Short exercise:
Give as output the line that contains "Give me a plain-text", followed by every remaining line of the entries, unchanged and with nothing added.

## Begin Data for this task

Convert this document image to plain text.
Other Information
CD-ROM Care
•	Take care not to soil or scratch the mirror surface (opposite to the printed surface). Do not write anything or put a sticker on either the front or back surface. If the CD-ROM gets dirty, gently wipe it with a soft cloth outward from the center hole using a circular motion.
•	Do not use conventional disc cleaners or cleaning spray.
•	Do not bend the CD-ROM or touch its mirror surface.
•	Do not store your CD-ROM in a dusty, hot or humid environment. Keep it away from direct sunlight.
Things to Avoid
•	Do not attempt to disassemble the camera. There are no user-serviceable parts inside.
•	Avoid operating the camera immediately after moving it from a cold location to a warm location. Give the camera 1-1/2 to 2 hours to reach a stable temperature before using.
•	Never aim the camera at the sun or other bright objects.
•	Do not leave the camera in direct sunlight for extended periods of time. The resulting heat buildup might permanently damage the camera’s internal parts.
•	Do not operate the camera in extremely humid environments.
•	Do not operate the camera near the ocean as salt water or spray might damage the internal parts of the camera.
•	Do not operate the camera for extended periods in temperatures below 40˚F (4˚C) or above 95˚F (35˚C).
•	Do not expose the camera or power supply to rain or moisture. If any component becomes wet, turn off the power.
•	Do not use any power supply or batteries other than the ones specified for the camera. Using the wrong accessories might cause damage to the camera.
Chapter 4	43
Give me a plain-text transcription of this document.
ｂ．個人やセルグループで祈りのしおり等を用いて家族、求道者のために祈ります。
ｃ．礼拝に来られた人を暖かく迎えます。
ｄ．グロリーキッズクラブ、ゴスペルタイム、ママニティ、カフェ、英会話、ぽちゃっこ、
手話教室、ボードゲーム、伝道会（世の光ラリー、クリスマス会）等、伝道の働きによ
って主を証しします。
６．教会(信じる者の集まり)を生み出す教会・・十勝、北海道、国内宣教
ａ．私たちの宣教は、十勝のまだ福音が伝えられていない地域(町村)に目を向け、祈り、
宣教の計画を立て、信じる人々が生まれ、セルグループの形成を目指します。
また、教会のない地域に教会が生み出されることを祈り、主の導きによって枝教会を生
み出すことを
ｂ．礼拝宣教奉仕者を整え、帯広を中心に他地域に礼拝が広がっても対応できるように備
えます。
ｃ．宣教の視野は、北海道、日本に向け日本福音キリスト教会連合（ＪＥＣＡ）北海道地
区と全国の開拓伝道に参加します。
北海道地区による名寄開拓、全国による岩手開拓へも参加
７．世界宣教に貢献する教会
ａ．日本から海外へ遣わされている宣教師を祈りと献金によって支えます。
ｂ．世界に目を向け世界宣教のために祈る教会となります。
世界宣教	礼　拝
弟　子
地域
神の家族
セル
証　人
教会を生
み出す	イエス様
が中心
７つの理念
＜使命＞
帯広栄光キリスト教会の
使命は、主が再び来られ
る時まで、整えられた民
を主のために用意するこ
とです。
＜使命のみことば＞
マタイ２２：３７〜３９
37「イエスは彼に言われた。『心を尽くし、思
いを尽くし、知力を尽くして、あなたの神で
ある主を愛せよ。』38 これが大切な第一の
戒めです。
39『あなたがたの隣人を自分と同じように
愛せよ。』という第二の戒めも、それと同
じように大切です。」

## End Data for this task

Answer to this exercise:
Give me a plain-text transcription of this document.
ｂ．個人やセルグループで祈りのしおり等を用いて家族、求道者のために祈ります。
ｃ．礼拝に来られた人を暖かく迎えます。
ｄ．グロリーキッズクラブ、ゴスペルタイム、ママニティ、カフェ、英会話、ぽちゃっこ、
手話教室、ボードゲーム、伝道会（世の光ラリー、クリスマス会）等、伝道の働きによ
って主を証しします。
６．教会(信じる者の集まり)を生み出す教会・・十勝、北海道、国内宣教
ａ．私たちの宣教は、十勝のまだ福音が伝えられていない地域(町村)に目を向け、祈り、
宣教の計画を立て、信じる人々が生まれ、セルグループの形成を目指します。
また、教会のない地域に教会が生み出されることを祈り、主の導きによって枝教会を生
み出すことを
ｂ．礼拝宣教奉仕者を整え、帯広を中心に他地域に礼拝が広がっても対応できるように備
えます。
ｃ．宣教の視野は、北海道、日本に向け日本福音キリスト教会連合（ＪＥＣＡ）北海道地
区と全国の開拓伝道に参加します。
北海道地区による名寄開拓、全国による岩手開拓へも参加
７．世界宣教に貢献する教会
ａ．日本から海外へ遣わされている宣教師を祈りと献金によって支えます。
ｂ．世界に目を向け世界宣教のために祈る教会となります。
世界宣教	礼　拝
弟　子
地域
神の家族
セル
証　人
教会を生
み出す	イエス様
が中心
７つの理念
＜使命＞
帯広栄光キリスト教会の
使命は、主が再び来られ
る時まで、整えられた民
を主のために用意するこ
とです。
＜使命のみことば＞
マタイ２２：３７〜３９
37「イエスは彼に言われた。『心を尽くし、思
いを尽くし、知力を尽くして、あなたの神で
ある主を愛せよ。』38 これが大切な第一の
戒めです。
39『あなたがたの隣人を自分と同じように
愛せよ。』という第二の戒めも、それと同
じように大切です。」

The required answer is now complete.